◆ Required task
Render the data below as a JSON list of strings, starting at the line containing "488, 660, 549]" and ending at the line containing "calendar-week-row: 4 Sunrise: 6:02", with both of those lines included. Make each line its own string, and omit any blank lines.
START
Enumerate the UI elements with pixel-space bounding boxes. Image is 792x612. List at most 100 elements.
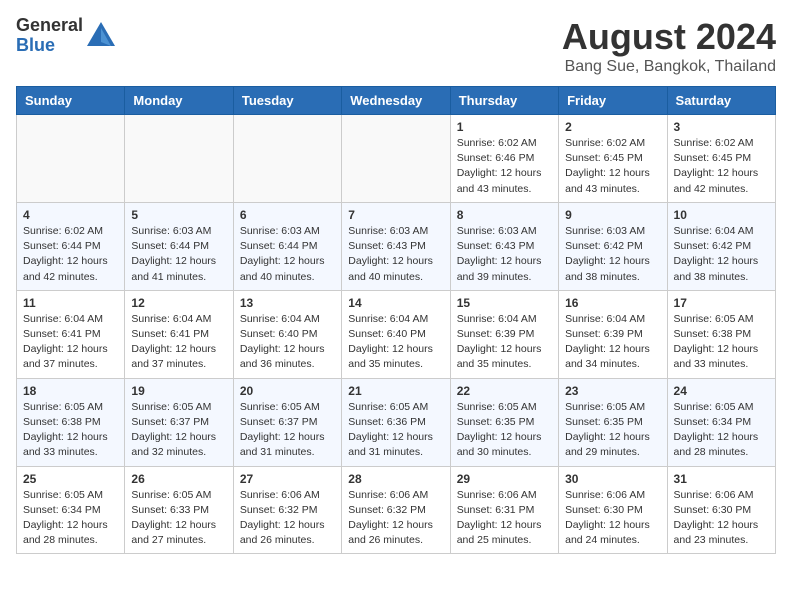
day-info: Sunrise: 6:06 AM Sunset: 6:30 PM Dayligh… bbox=[565, 488, 660, 549]
calendar-day: 31 Sunrise: 6:06 AM Sunset: 6:30 PM Dayli… bbox=[667, 466, 775, 554]
day-info: Sunrise: 6:06 AM Sunset: 6:30 PM Dayligh… bbox=[674, 488, 769, 549]
calendar-table: SundayMondayTuesdayWednesdayThursdayFrid… bbox=[16, 86, 776, 554]
day-info: Sunrise: 6:02 AM Sunset: 6:45 PM Dayligh… bbox=[565, 136, 660, 197]
day-info: Sunrise: 6:05 AM Sunset: 6:35 PM Dayligh… bbox=[457, 400, 552, 461]
day-info: Sunrise: 6:04 AM Sunset: 6:39 PM Dayligh… bbox=[457, 312, 552, 373]
day-number: 24 bbox=[674, 384, 769, 398]
day-info: Sunrise: 6:03 AM Sunset: 6:44 PM Dayligh… bbox=[131, 224, 226, 285]
calendar-week-row: 4 Sunrise: 6:02 AM Sunset: 6:44 PM Daylig… bbox=[17, 202, 776, 290]
calendar-day: 2 Sunrise: 6:02 AM Sunset: 6:45 PM Daylig… bbox=[559, 115, 667, 203]
day-info: Sunrise: 6:03 AM Sunset: 6:44 PM Dayligh… bbox=[240, 224, 335, 285]
calendar-day: 12 Sunrise: 6:04 AM Sunset: 6:41 PM Dayli… bbox=[125, 290, 233, 378]
day-info: Sunrise: 6:02 AM Sunset: 6:44 PM Dayligh… bbox=[23, 224, 118, 285]
calendar-day: 10Sunrise: 6:04 AM Sunset: 6:42 PM Dayli… bbox=[667, 202, 775, 290]
weekday-header-sunday: Sunday bbox=[17, 87, 125, 115]
day-number: 31 bbox=[674, 472, 769, 486]
day-number: 19 bbox=[131, 384, 226, 398]
day-info: Sunrise: 6:04 AM Sunset: 6:40 PM Dayligh… bbox=[240, 312, 335, 373]
day-number: 21 bbox=[348, 384, 443, 398]
calendar-day: 21 Sunrise: 6:05 AM Sunset: 6:36 PM Dayli… bbox=[342, 378, 450, 466]
page-header: General Blue August 2024 Bang Sue, Bangk… bbox=[16, 16, 776, 76]
day-number: 5 bbox=[131, 208, 226, 222]
calendar-day: 1Sunrise: 6:02 AM Sunset: 6:46 PM Daylig… bbox=[450, 115, 558, 203]
day-number: 16 bbox=[565, 296, 660, 310]
logo-icon bbox=[83, 18, 119, 54]
calendar-day: 27 Sunrise: 6:06 AM Sunset: 6:32 PM Dayli… bbox=[233, 466, 341, 554]
day-number: 14 bbox=[348, 296, 443, 310]
day-number: 25 bbox=[23, 472, 118, 486]
calendar-day: 26 Sunrise: 6:05 AM Sunset: 6:33 PM Dayli… bbox=[125, 466, 233, 554]
day-info: Sunrise: 6:05 AM Sunset: 6:37 PM Dayligh… bbox=[240, 400, 335, 461]
day-info: Sunrise: 6:04 AM Sunset: 6:41 PM Dayligh… bbox=[131, 312, 226, 373]
day-number: 30 bbox=[565, 472, 660, 486]
day-number: 28 bbox=[348, 472, 443, 486]
day-number: 17 bbox=[674, 296, 769, 310]
day-info: Sunrise: 6:06 AM Sunset: 6:31 PM Dayligh… bbox=[457, 488, 552, 549]
calendar-day: 3Sunrise: 6:02 AM Sunset: 6:45 PM Daylig… bbox=[667, 115, 775, 203]
day-number: 8 bbox=[457, 208, 552, 222]
calendar-day: 24 Sunrise: 6:05 AM Sunset: 6:34 PM Dayli… bbox=[667, 378, 775, 466]
calendar-day: 5 Sunrise: 6:03 AM Sunset: 6:44 PM Daylig… bbox=[125, 202, 233, 290]
calendar-day: 13 Sunrise: 6:04 AM Sunset: 6:40 PM Dayli… bbox=[233, 290, 341, 378]
day-number: 4 bbox=[23, 208, 118, 222]
calendar-day: 30 Sunrise: 6:06 AM Sunset: 6:30 PM Dayli… bbox=[559, 466, 667, 554]
day-info: Sunrise: 6:03 AM Sunset: 6:43 PM Dayligh… bbox=[457, 224, 552, 285]
day-number: 13 bbox=[240, 296, 335, 310]
day-number: 9 bbox=[565, 208, 660, 222]
day-info: Sunrise: 6:03 AM Sunset: 6:42 PM Dayligh… bbox=[565, 224, 660, 285]
day-info: Sunrise: 6:03 AM Sunset: 6:43 PM Dayligh… bbox=[348, 224, 443, 285]
day-info: Sunrise: 6:02 AM Sunset: 6:45 PM Dayligh… bbox=[674, 136, 769, 197]
day-info: Sunrise: 6:05 AM Sunset: 6:36 PM Dayligh… bbox=[348, 400, 443, 461]
calendar-day: 18 Sunrise: 6:05 AM Sunset: 6:38 PM Dayli… bbox=[17, 378, 125, 466]
day-info: Sunrise: 6:04 AM Sunset: 6:41 PM Dayligh… bbox=[23, 312, 118, 373]
day-number: 6 bbox=[240, 208, 335, 222]
calendar-day: 14 Sunrise: 6:04 AM Sunset: 6:40 PM Dayli… bbox=[342, 290, 450, 378]
title-block: August 2024 Bang Sue, Bangkok, Thailand bbox=[562, 16, 776, 76]
day-number: 2 bbox=[565, 120, 660, 134]
day-number: 12 bbox=[131, 296, 226, 310]
weekday-header-tuesday: Tuesday bbox=[233, 87, 341, 115]
day-number: 23 bbox=[565, 384, 660, 398]
weekday-header-thursday: Thursday bbox=[450, 87, 558, 115]
main-title: August 2024 bbox=[562, 16, 776, 58]
logo-blue: Blue bbox=[16, 36, 83, 56]
day-number: 22 bbox=[457, 384, 552, 398]
calendar-header-row: SundayMondayTuesdayWednesdayThursdayFrid… bbox=[17, 87, 776, 115]
calendar-day: 22 Sunrise: 6:05 AM Sunset: 6:35 PM Dayli… bbox=[450, 378, 558, 466]
day-info: Sunrise: 6:05 AM Sunset: 6:37 PM Dayligh… bbox=[131, 400, 226, 461]
calendar-day: 15 Sunrise: 6:04 AM Sunset: 6:39 PM Dayli… bbox=[450, 290, 558, 378]
calendar-day: 9 Sunrise: 6:03 AM Sunset: 6:42 PM Daylig… bbox=[559, 202, 667, 290]
day-info: Sunrise: 6:06 AM Sunset: 6:32 PM Dayligh… bbox=[240, 488, 335, 549]
day-number: 10 bbox=[674, 208, 769, 222]
day-info: Sunrise: 6:05 AM Sunset: 6:38 PM Dayligh… bbox=[674, 312, 769, 373]
day-number: 26 bbox=[131, 472, 226, 486]
day-info: Sunrise: 6:06 AM Sunset: 6:32 PM Dayligh… bbox=[348, 488, 443, 549]
calendar-day: 8 Sunrise: 6:03 AM Sunset: 6:43 PM Daylig… bbox=[450, 202, 558, 290]
day-number: 18 bbox=[23, 384, 118, 398]
logo-general: General bbox=[16, 16, 83, 36]
day-number: 29 bbox=[457, 472, 552, 486]
day-number: 20 bbox=[240, 384, 335, 398]
day-number: 15 bbox=[457, 296, 552, 310]
calendar-day: 7 Sunrise: 6:03 AM Sunset: 6:43 PM Daylig… bbox=[342, 202, 450, 290]
day-info: Sunrise: 6:05 AM Sunset: 6:33 PM Dayligh… bbox=[131, 488, 226, 549]
weekday-header-wednesday: Wednesday bbox=[342, 87, 450, 115]
day-number: 7 bbox=[348, 208, 443, 222]
calendar-day bbox=[125, 115, 233, 203]
day-number: 1 bbox=[457, 120, 552, 134]
calendar-week-row: 11 Sunrise: 6:04 AM Sunset: 6:41 PM Dayli… bbox=[17, 290, 776, 378]
day-info: Sunrise: 6:04 AM Sunset: 6:40 PM Dayligh… bbox=[348, 312, 443, 373]
calendar-day: 6 Sunrise: 6:03 AM Sunset: 6:44 PM Daylig… bbox=[233, 202, 341, 290]
calendar-day bbox=[233, 115, 341, 203]
calendar-day: 17 Sunrise: 6:05 AM Sunset: 6:38 PM Dayli… bbox=[667, 290, 775, 378]
day-info: Sunrise: 6:05 AM Sunset: 6:34 PM Dayligh… bbox=[674, 400, 769, 461]
day-number: 11 bbox=[23, 296, 118, 310]
day-info: Sunrise: 6:05 AM Sunset: 6:38 PM Dayligh… bbox=[23, 400, 118, 461]
calendar-day: 11 Sunrise: 6:04 AM Sunset: 6:41 PM Dayli… bbox=[17, 290, 125, 378]
calendar-day: 28 Sunrise: 6:06 AM Sunset: 6:32 PM Dayli… bbox=[342, 466, 450, 554]
day-number: 27 bbox=[240, 472, 335, 486]
day-info: Sunrise: 6:05 AM Sunset: 6:34 PM Dayligh… bbox=[23, 488, 118, 549]
logo: General Blue bbox=[16, 16, 119, 56]
subtitle: Bang Sue, Bangkok, Thailand bbox=[562, 58, 776, 76]
calendar-day: 23Sunrise: 6:05 AM Sunset: 6:35 PM Dayli… bbox=[559, 378, 667, 466]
END
◆ Finished exercise
[
  "day-info: Sunrise: 6:06 AM Sunset: 6:30 PM Dayligh… bbox=[565, 488, 660, 549]",
  "calendar-day: 31 Sunrise: 6:06 AM Sunset: 6:30 PM Dayli… bbox=[667, 466, 775, 554]",
  "day-info: Sunrise: 6:06 AM Sunset: 6:30 PM Dayligh… bbox=[674, 488, 769, 549]",
  "calendar-table: SundayMondayTuesdayWednesdayThursdayFrid… bbox=[16, 86, 776, 554]",
  "day-info: Sunrise: 6:02 AM Sunset: 6:45 PM Dayligh… bbox=[565, 136, 660, 197]",
  "day-info: Sunrise: 6:05 AM Sunset: 6:35 PM Dayligh… bbox=[457, 400, 552, 461]",
  "day-info: Sunrise: 6:04 AM Sunset: 6:39 PM Dayligh… bbox=[457, 312, 552, 373]",
  "day-number: 24 bbox=[674, 384, 769, 398]",
  "day-info: Sunrise: 6:03 AM Sunset: 6:44 PM Dayligh… bbox=[131, 224, 226, 285]",
  "calendar-week-row: 4 Sunrise: 6:02 AM Sunset: 6:44 PM Daylig… bbox=[17, 202, 776, 290]"
]